Bounding box annotations:
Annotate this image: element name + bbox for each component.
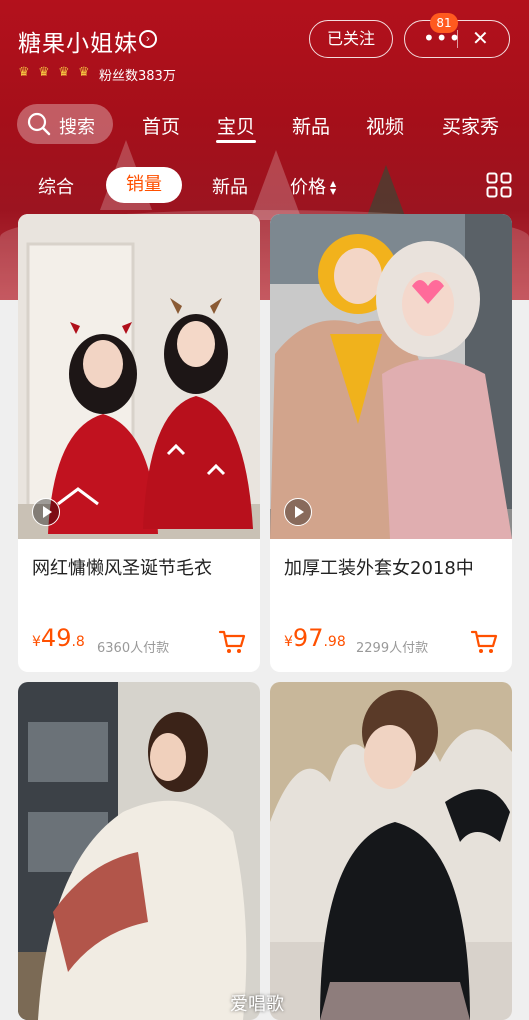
filter-price[interactable]: 价格 ▲ ▼ [290, 173, 340, 199]
currency-symbol: ¥ [284, 634, 293, 650]
add-to-cart-icon[interactable] [218, 629, 246, 655]
search-label: 搜索 [59, 117, 95, 138]
shop-level-crowns: ♛ ♛ ♛ ♛ [18, 66, 96, 80]
filter-bar: 综合 销量 新品 价格 ▲ ▼ [0, 164, 529, 208]
filter-price-label: 价格 [290, 177, 326, 198]
product-price: ¥49.8 [32, 624, 85, 652]
tab-new[interactable]: 新品 [292, 112, 330, 139]
product-card[interactable] [270, 682, 512, 1020]
chevron-right-icon[interactable]: › [139, 30, 157, 48]
play-video-icon[interactable] [32, 498, 60, 526]
product-photo[interactable] [270, 214, 512, 539]
product-card[interactable] [18, 682, 260, 1020]
tab-buyer-show[interactable]: 买家秀 [442, 112, 499, 139]
search-icon [27, 112, 51, 136]
price-decimal: .8 [71, 634, 85, 650]
divider [457, 30, 458, 48]
tab-video[interactable]: 视频 [366, 112, 404, 139]
product-title[interactable]: 网红慵懒风圣诞节毛衣 [32, 554, 252, 580]
filter-new[interactable]: 新品 [212, 173, 248, 199]
product-photo[interactable] [18, 214, 260, 539]
price-integer: 97 [292, 624, 324, 652]
shop-name[interactable]: 糖果小姐妹 [18, 24, 138, 58]
paid-count: 6360人付款 [97, 641, 170, 656]
crown-icon: ♛ [38, 65, 50, 80]
follow-button[interactable]: 已关注 [309, 20, 393, 58]
play-video-icon[interactable] [284, 498, 312, 526]
product-card[interactable]: 加厚工装外套女2018中 ¥97.98 2299人付款 [270, 214, 512, 672]
currency-symbol: ¥ [32, 634, 41, 650]
crown-icon: ♛ [58, 65, 70, 80]
product-photo[interactable] [18, 682, 260, 1020]
paid-count: 2299人付款 [356, 641, 429, 656]
notification-badge: 81 [430, 13, 458, 33]
filter-comprehensive[interactable]: 综合 [38, 173, 74, 199]
product-photo[interactable] [270, 682, 512, 1020]
price-decimal: .98 [323, 634, 346, 650]
search-button[interactable]: 搜索 [17, 104, 113, 144]
filter-sales[interactable]: 销量 [106, 167, 182, 203]
tab-home[interactable]: 首页 [142, 112, 180, 139]
fans-count: 粉丝数383万 [99, 69, 176, 84]
crown-icon: ♛ [18, 65, 30, 80]
sort-arrows-icon: ▲ ▼ [330, 179, 337, 196]
crown-icon: ♛ [78, 65, 90, 80]
watermark: 爱唱歌 [230, 994, 284, 1015]
tab-products[interactable]: 宝贝 [217, 112, 255, 139]
price-integer: 49 [40, 624, 72, 652]
product-card[interactable]: 网红慵懒风圣诞节毛衣 ¥49.8 6360人付款 [18, 214, 260, 672]
product-price: ¥97.98 [284, 624, 346, 652]
product-title[interactable]: 加厚工装外套女2018中 [284, 554, 504, 580]
grid-view-icon[interactable] [486, 172, 512, 198]
add-to-cart-icon[interactable] [470, 629, 498, 655]
close-icon[interactable]: ✕ [472, 26, 489, 50]
active-tab-indicator [216, 140, 256, 143]
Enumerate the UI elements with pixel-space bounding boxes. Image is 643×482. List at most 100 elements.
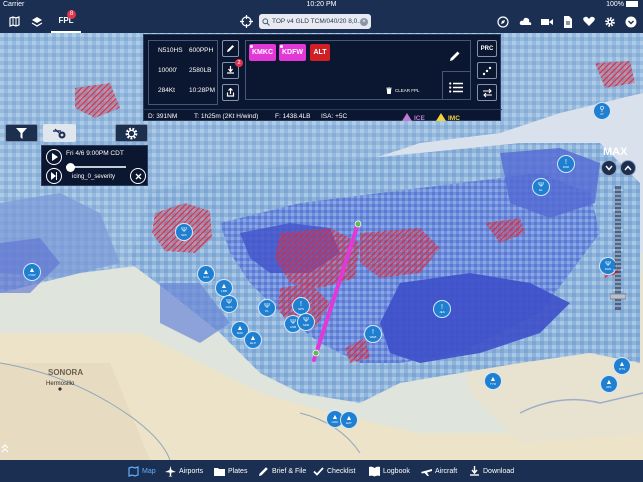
departure-time[interactable]: 10:28PM xyxy=(189,87,215,94)
share-fpl-button[interactable] xyxy=(222,84,239,101)
fuel-flow[interactable]: 600PPH xyxy=(189,47,213,54)
step-icon xyxy=(51,172,57,180)
altitude-down-button[interactable] xyxy=(601,160,617,176)
gear-icon[interactable] xyxy=(602,14,618,29)
play-icon xyxy=(51,153,58,161)
tail-number[interactable]: N510HS xyxy=(158,47,183,54)
airport-code: GGS xyxy=(225,305,233,309)
altitude-max-label: MAX xyxy=(603,146,628,158)
step-button[interactable] xyxy=(46,168,62,184)
animation-slider-thumb[interactable] xyxy=(66,163,75,172)
close-animator-button[interactable] xyxy=(130,168,146,184)
weather-animator: Fri 4/6 9:00PM CDT icing_0_severity xyxy=(41,145,148,186)
tab-airports[interactable]: Airports xyxy=(165,465,203,478)
tab-logbook[interactable]: Logbook xyxy=(369,465,410,478)
heart-icon[interactable] xyxy=(581,14,597,29)
airport-marker[interactable]: Ψ GGS xyxy=(220,295,238,313)
tab-label: Logbook xyxy=(383,468,410,475)
document-icon[interactable] xyxy=(560,14,576,29)
tab-label: Plates xyxy=(228,468,248,475)
video-icon[interactable] xyxy=(539,14,555,29)
clear-route-icon[interactable]: × xyxy=(360,17,368,26)
route-ete: T: 1h25m (2Kt H/wind) xyxy=(194,113,259,120)
cloud-icon[interactable] xyxy=(517,14,533,29)
clear-fpl-label: CLEAR FPL xyxy=(395,88,420,93)
compass-icon[interactable] xyxy=(495,14,511,29)
tab-checklist[interactable]: Checklist xyxy=(313,465,355,478)
imc-warning[interactable]: IMC xyxy=(436,113,460,122)
warning-icon xyxy=(402,113,412,121)
download-icon xyxy=(469,466,480,477)
airport-code: SPS xyxy=(297,307,304,311)
tab-brief-file[interactable]: Brief & File xyxy=(258,465,306,478)
altitude-up-button[interactable] xyxy=(620,160,636,176)
layers-icon[interactable] xyxy=(29,14,45,29)
airport-code: TYR xyxy=(490,382,496,386)
animation-slider[interactable] xyxy=(66,166,126,168)
fuel-load[interactable]: 2580LB xyxy=(189,67,211,74)
airport-marker[interactable]: ▲ CNW xyxy=(23,263,41,281)
clock: 10:20 PM xyxy=(306,1,337,8)
chevron-up-icon xyxy=(624,165,632,171)
tab-map[interactable]: Map xyxy=(128,465,156,478)
fpl-badge: 8 xyxy=(67,10,76,19)
airport-code: MAF xyxy=(236,331,244,335)
ice-warning[interactable]: ICE xyxy=(402,113,425,122)
waypoint-chip[interactable]: ALT xyxy=(310,44,330,61)
airport-marker[interactable]: ▲ TYR xyxy=(484,372,502,390)
airport-marker[interactable]: ▲ ELP xyxy=(244,331,262,349)
airport-marker[interactable]: Ψ SDR xyxy=(297,313,315,331)
airport-code: HOU xyxy=(331,420,339,424)
battery-percent: 100% xyxy=(606,1,624,8)
airport-marker[interactable]: Ψ PL xyxy=(258,299,276,317)
true-airspeed[interactable]: 284Kt xyxy=(158,87,175,94)
expand-icon[interactable] xyxy=(1,443,11,456)
tab-fpl[interactable]: FPL xyxy=(51,10,81,33)
airport-marker[interactable]: ▲ EZT xyxy=(340,411,358,429)
route-search-input[interactable]: TOP v4 GLD TCM/040/20 8,0... × xyxy=(259,14,371,29)
airport-marker[interactable]: ⚲ 4Y xyxy=(593,102,611,120)
altitude-slider-thumb[interactable] xyxy=(609,293,627,300)
filter-button[interactable] xyxy=(5,124,38,142)
tab-label: Aircraft xyxy=(435,468,458,475)
altitude-slider[interactable] xyxy=(609,186,627,310)
waypoint-chip[interactable]: KMKC xyxy=(249,44,276,61)
airport-code: APL xyxy=(606,385,612,389)
airport-marker[interactable]: Ψ EL xyxy=(532,178,550,196)
edit-route-button[interactable] xyxy=(449,49,461,67)
crosshair-icon[interactable] xyxy=(238,14,254,29)
edit-performance-button[interactable] xyxy=(222,40,239,57)
region-label: SONORA xyxy=(48,368,83,377)
airport-marker[interactable]: ▲ GAA xyxy=(197,265,215,283)
layer-settings-button[interactable] xyxy=(115,124,148,142)
route-end-marker[interactable] xyxy=(312,349,320,357)
layer-selector-button[interactable] xyxy=(43,124,76,142)
tab-plates[interactable]: Plates xyxy=(214,465,247,478)
pencil-icon xyxy=(258,466,269,477)
tab-download[interactable]: Download xyxy=(469,465,514,478)
download-badge: 2 xyxy=(235,59,243,67)
airport-marker[interactable]: ! WEB xyxy=(364,325,382,343)
tab-aircraft[interactable]: Aircraft xyxy=(421,465,457,478)
procedures-button[interactable]: PRC xyxy=(477,40,497,57)
map-icon[interactable] xyxy=(6,14,22,29)
clear-fpl-button[interactable]: CLEAR FPL xyxy=(386,87,420,94)
chevron-down-icon[interactable] xyxy=(623,14,639,29)
route-options-button[interactable] xyxy=(477,62,497,79)
chevron-down-icon xyxy=(605,165,613,171)
play-button[interactable] xyxy=(46,149,62,165)
airport-marker[interactable]: ▲ DYS xyxy=(613,357,631,375)
airport-marker[interactable]: Ψ ERI xyxy=(175,223,193,241)
share-icon xyxy=(226,88,235,97)
top-toolbar: FPL 8 TOP v4 GLD TCM/040/20 8,0... × xyxy=(0,10,643,33)
route-start-marker[interactable] xyxy=(354,220,362,228)
ice-label: ICE xyxy=(414,115,425,122)
waypoint-chip[interactable]: KDFW xyxy=(279,44,306,61)
airport-marker[interactable]: ▲ APL xyxy=(600,375,618,393)
airport-marker[interactable]: ! W02 xyxy=(557,155,575,173)
airport-marker[interactable]: ! JES xyxy=(433,300,451,318)
reverse-route-button[interactable] xyxy=(477,84,497,101)
search-icon xyxy=(262,17,270,26)
cruise-altitude[interactable]: 10000' xyxy=(158,67,177,74)
airport-code: ASB xyxy=(289,325,296,329)
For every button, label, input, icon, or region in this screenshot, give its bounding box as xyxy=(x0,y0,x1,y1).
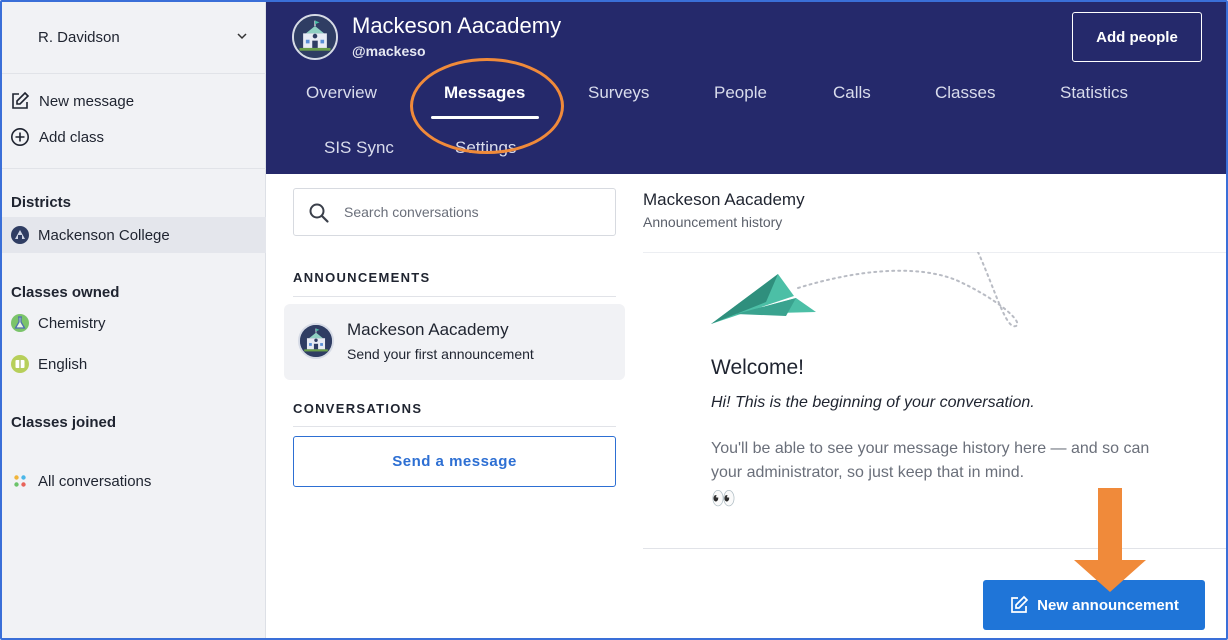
send-message-button[interactable]: Send a message xyxy=(293,436,616,487)
new-announcement-label: New announcement xyxy=(1037,596,1179,614)
school-avatar xyxy=(292,14,338,60)
district-label: Mackenson College xyxy=(38,226,170,244)
chevron-down-icon xyxy=(237,33,247,40)
announcement-subtitle: Send your first announcement xyxy=(347,346,534,362)
tab-sis-sync[interactable]: SIS Sync xyxy=(324,138,394,158)
announcement-list-item[interactable]: Mackeson Aacademy Send your first announ… xyxy=(284,304,625,380)
annotation-highlight-circle xyxy=(410,58,564,154)
tab-overview[interactable]: Overview xyxy=(306,83,377,103)
classes-owned-heading: Classes owned xyxy=(11,284,120,301)
conversations-heading: CONVERSATIONS xyxy=(293,401,423,416)
add-class-button[interactable]: Add class xyxy=(10,124,104,150)
tab-surveys[interactable]: Surveys xyxy=(588,83,649,103)
new-message-label: New message xyxy=(39,92,135,110)
announcement-title: Mackeson Aacademy xyxy=(347,320,509,339)
dots-icon xyxy=(10,471,30,491)
edit-icon xyxy=(12,91,30,109)
eyes-emoji: 👀 xyxy=(711,488,736,510)
conversations-divider xyxy=(293,426,616,427)
chemistry-label: Chemistry xyxy=(38,314,106,332)
annotation-arrow-down xyxy=(1074,488,1146,592)
book-icon xyxy=(10,354,30,374)
school-building-icon xyxy=(300,325,332,357)
new-message-button[interactable]: New message xyxy=(10,88,134,114)
school-avatar-small xyxy=(298,323,334,359)
school-handle: @mackeso xyxy=(352,43,426,59)
conversation-start-text: Hi! This is the beginning of your conver… xyxy=(711,394,1035,411)
search-icon xyxy=(309,203,329,223)
tab-people[interactable]: People xyxy=(714,83,767,103)
add-people-button[interactable]: Add people xyxy=(1072,12,1202,62)
sidebar: R. Davidson New message Add class Distri… xyxy=(2,2,266,638)
history-info-text: You'll be able to see your message histo… xyxy=(711,440,1150,481)
user-menu[interactable]: R. Davidson xyxy=(2,2,266,74)
school-name: Mackeson Aacademy xyxy=(352,13,562,38)
tab-statistics[interactable]: Statistics xyxy=(1060,83,1128,103)
group-header: Mackeson Aacademy @mackeso Add people Ov… xyxy=(266,2,1226,174)
school-building-icon xyxy=(294,16,336,58)
districts-heading: Districts xyxy=(11,194,72,211)
tab-classes[interactable]: Classes xyxy=(935,83,995,103)
user-name: R. Davidson xyxy=(38,29,120,46)
welcome-heading: Welcome! xyxy=(711,356,804,379)
sidebar-item-chemistry[interactable]: Chemistry xyxy=(2,305,266,341)
english-label: English xyxy=(38,355,88,373)
panel-title: Mackeson Aacademy xyxy=(643,190,805,209)
search-input[interactable] xyxy=(344,204,594,220)
announcements-heading: ANNOUNCEMENTS xyxy=(293,270,431,285)
district-icon xyxy=(10,225,30,245)
sidebar-item-mackenson-college[interactable]: Mackenson College xyxy=(2,217,266,253)
flask-icon xyxy=(10,313,30,333)
all-conversations-label: All conversations xyxy=(38,472,152,490)
sidebar-item-english[interactable]: English xyxy=(2,346,266,382)
sidebar-divider xyxy=(2,168,266,169)
paper-plane-illustration xyxy=(711,252,1019,328)
classes-joined-heading: Classes joined xyxy=(11,414,117,431)
plus-circle-icon xyxy=(11,128,29,146)
edit-icon xyxy=(1011,595,1029,613)
sidebar-item-all-conversations[interactable]: All conversations xyxy=(2,463,266,499)
search-conversations-field[interactable] xyxy=(293,188,616,236)
panel-subtitle: Announcement history xyxy=(643,214,783,230)
announcements-divider xyxy=(293,296,616,297)
add-class-label: Add class xyxy=(39,128,105,146)
tab-calls[interactable]: Calls xyxy=(833,83,871,103)
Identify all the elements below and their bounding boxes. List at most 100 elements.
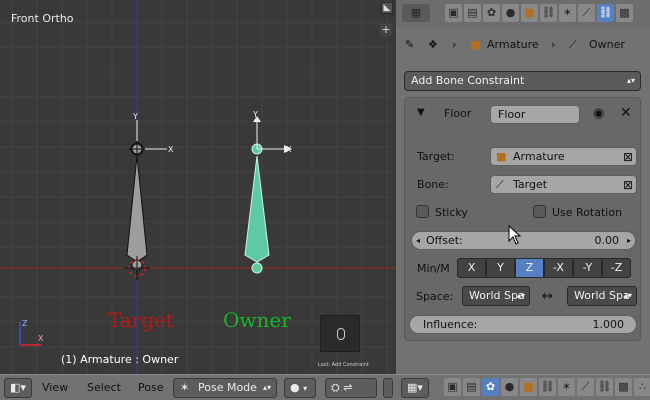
swap-arrows-icon: ↔ (542, 289, 553, 304)
clear-bone-icon[interactable]: ⊠ (623, 177, 633, 194)
target-space-dropdown[interactable]: World Spa ▴▾ (567, 286, 637, 306)
toolshelf-toggle-icon[interactable]: + (380, 24, 392, 36)
properties-context-tabs: ▦ ▣ ▤ ✿ ● ■ ⛓ ✶ ⟋ ⛓ ▩ (396, 0, 650, 28)
add-bone-constraint-dropdown[interactable]: Add Bone Constraint ▴▾ (404, 71, 641, 91)
target-text-object: Target (108, 308, 174, 332)
properties-editor: ▦ ▣ ▤ ✿ ● ■ ⛓ ✶ ⟋ ⛓ ▩ ✎ ❖ › ■ Armature ›… (395, 0, 650, 374)
armature-data-tab-icon[interactable]: ✶ (558, 378, 575, 396)
target-bone[interactable]: Y X (124, 112, 174, 280)
minm-label: Min/M (417, 262, 450, 275)
bone-label: Bone: (417, 178, 449, 191)
sticky-label: Sticky (435, 206, 468, 219)
use-rotation-checkbox[interactable] (533, 205, 546, 218)
object-tab-icon[interactable]: ■ (520, 378, 537, 396)
bone-constraints-tab-icon[interactable]: ⛓ (597, 4, 614, 22)
last-operator-panel[interactable] (320, 315, 360, 352)
scene-tab-icon[interactable]: ✿ (483, 4, 500, 22)
dropdown-arrows-icon: ▴▾ (262, 383, 271, 392)
viewport-title: Front Ortho (11, 12, 74, 25)
world-tab-icon[interactable]: ● (502, 4, 519, 22)
viewport-status: (1) Armature : Owner (61, 353, 179, 366)
particles-tab-icon[interactable]: ∴ (634, 378, 650, 396)
axis-y-button[interactable]: Y (486, 258, 515, 278)
bone-tab-icon[interactable]: ⟋ (578, 4, 595, 22)
mouse-icon (337, 328, 345, 340)
breadcrumb-separator-icon: › (452, 38, 457, 51)
editor-type-icon[interactable]: ◧▾ (4, 378, 32, 398)
object-tab-icon[interactable]: ■ (521, 4, 538, 22)
select-menu[interactable]: Select (87, 381, 121, 394)
space-label: Space: (416, 290, 454, 303)
more-header-icon[interactable] (383, 378, 393, 398)
render-layers-tab-icon[interactable]: ▤ (464, 4, 481, 22)
scene-tab-icon[interactable]: ✿ (482, 378, 499, 396)
dropdown-arrows-icon: ▴▾ (516, 291, 525, 300)
scene-icon: ❖ (428, 38, 438, 51)
eye-visibility-icon[interactable]: ◉ (593, 106, 604, 121)
target-label: Target: (417, 150, 455, 163)
offset-label: Offset: (426, 234, 463, 247)
object-constraints-tab-icon[interactable]: ⛓ (539, 378, 556, 396)
close-icon[interactable]: ✕ (620, 105, 632, 121)
owner-bone[interactable]: Y X (244, 110, 292, 274)
area-split-corner-icon[interactable]: ◣ (381, 2, 393, 14)
pivot-point-dropdown[interactable]: ⛭ ⇌ (325, 378, 377, 398)
dropdown-arrows-icon: ▴▾ (623, 291, 632, 300)
owner-space-dropdown[interactable]: World Spa ▴▾ (462, 286, 530, 306)
texture-tab-icon[interactable]: ▩ (615, 378, 632, 396)
pose-menu[interactable]: Pose (138, 381, 163, 394)
clear-target-icon[interactable]: ⊠ (623, 149, 633, 166)
render-tab-icon[interactable]: ▣ (445, 4, 462, 22)
decrement-arrow-icon[interactable]: ◂ (416, 232, 420, 249)
axis-gizmo: Z X (19, 319, 44, 346)
add-bone-constraint-label: Add Bone Constraint (411, 74, 525, 87)
texture-tab-icon[interactable]: ▩ (616, 4, 633, 22)
bone-field[interactable]: ⟋ Target ⊠ (490, 175, 637, 194)
mode-dropdown[interactable]: ✶ Pose Mode ▴▾ (173, 378, 277, 398)
target-field[interactable]: ■ Armature ⊠ (490, 147, 637, 166)
pin-icon[interactable]: ✎ (405, 38, 414, 51)
sticky-checkbox[interactable] (416, 205, 429, 218)
offset-value: 0.00 (594, 234, 620, 247)
mode-label: Pose Mode (198, 381, 257, 394)
svg-text:X: X (168, 145, 174, 154)
offset-slider[interactable]: ◂ Offset: 0.00 ▸ (411, 231, 636, 250)
axis-neg-y-button[interactable]: -Y (573, 258, 602, 278)
influence-slider[interactable]: Influence: 1.000 (409, 315, 637, 334)
armature-data-tab-icon[interactable]: ✶ (559, 4, 576, 22)
constraint-name-value: Floor (498, 108, 526, 121)
constraint-type-label: Floor (444, 107, 472, 120)
svg-text:Y: Y (132, 112, 138, 121)
svg-text:X: X (38, 334, 44, 343)
viewport-shading-dropdown[interactable]: ● ▾ (284, 378, 316, 398)
collapse-triangle-icon[interactable]: ▼ (417, 107, 425, 118)
view-menu[interactable]: View (42, 381, 68, 394)
operator-caption: Last: Add Constraint (318, 362, 369, 368)
render-tab-icon[interactable]: ▣ (444, 378, 461, 396)
target-space-value: World Spa (574, 289, 630, 302)
influence-value: 1.000 (592, 318, 625, 331)
mouse-pointer-icon (508, 225, 522, 245)
armature-object-icon: ■ (496, 150, 507, 163)
breadcrumb-bone: Owner (589, 38, 625, 51)
increment-arrow-icon[interactable]: ▸ (627, 232, 631, 249)
bone-icon: ⟋ (496, 178, 504, 191)
bone-constraints-tab-icon[interactable]: ⛓ (596, 378, 613, 396)
object-constraints-tab-icon[interactable]: ⛓ (540, 4, 557, 22)
axis-x-button[interactable]: X (457, 258, 486, 278)
breadcrumb-object: Armature (487, 38, 539, 51)
editor-type-icon[interactable]: ▦ (402, 4, 430, 22)
dropdown-arrows-icon: ▴▾ (626, 76, 635, 85)
constraint-name-field[interactable]: Floor (490, 105, 580, 124)
3d-viewport[interactable]: Y X Y X Z X (0, 0, 395, 374)
render-layers-tab-icon[interactable]: ▤ (463, 378, 480, 396)
editor-type-icon[interactable]: ▦▾ (401, 378, 429, 398)
axis-neg-z-button[interactable]: -Z (602, 258, 631, 278)
world-tab-icon[interactable]: ● (501, 378, 518, 396)
pose-mode-icon: ✶ (180, 381, 190, 394)
axis-neg-x-button[interactable]: -X (544, 258, 573, 278)
bone-tab-icon[interactable]: ⟋ (577, 378, 594, 396)
axis-z-button[interactable]: Z (515, 258, 544, 278)
influence-label: Influence: (423, 318, 478, 331)
armature-icon: ■ (470, 38, 481, 51)
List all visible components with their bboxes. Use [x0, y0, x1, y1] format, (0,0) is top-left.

■ Required work ■
Update the data from the line with "filter-price[interactable]: 价格 ▲" through the line with "product-photo[interactable] [270, 214, 512, 539]" so that "play-video-icon" becomes "video-play-icon", changing nothing else. Output only those updated lines.

■ Written reply ■
filter-price[interactable]: 价格 ▲ ▼ [290, 173, 340, 199]
currency-symbol: ¥ [284, 634, 293, 650]
add-to-cart-icon[interactable] [218, 629, 246, 655]
search-label: 搜索 [59, 117, 95, 138]
shop-level-crowns: ♛ ♛ ♛ ♛ [18, 66, 96, 80]
filter-bar: 综合 销量 新品 价格 ▲ ▼ [0, 164, 529, 208]
filter-price-label: 价格 [290, 177, 326, 198]
product-price: ¥49.8 [32, 624, 85, 652]
tab-new[interactable]: 新品 [292, 112, 330, 139]
product-card[interactable] [270, 682, 512, 1020]
chevron-right-icon[interactable]: › [139, 30, 157, 48]
video-play-icon[interactable] [32, 498, 60, 526]
product-photo[interactable] [270, 214, 512, 539]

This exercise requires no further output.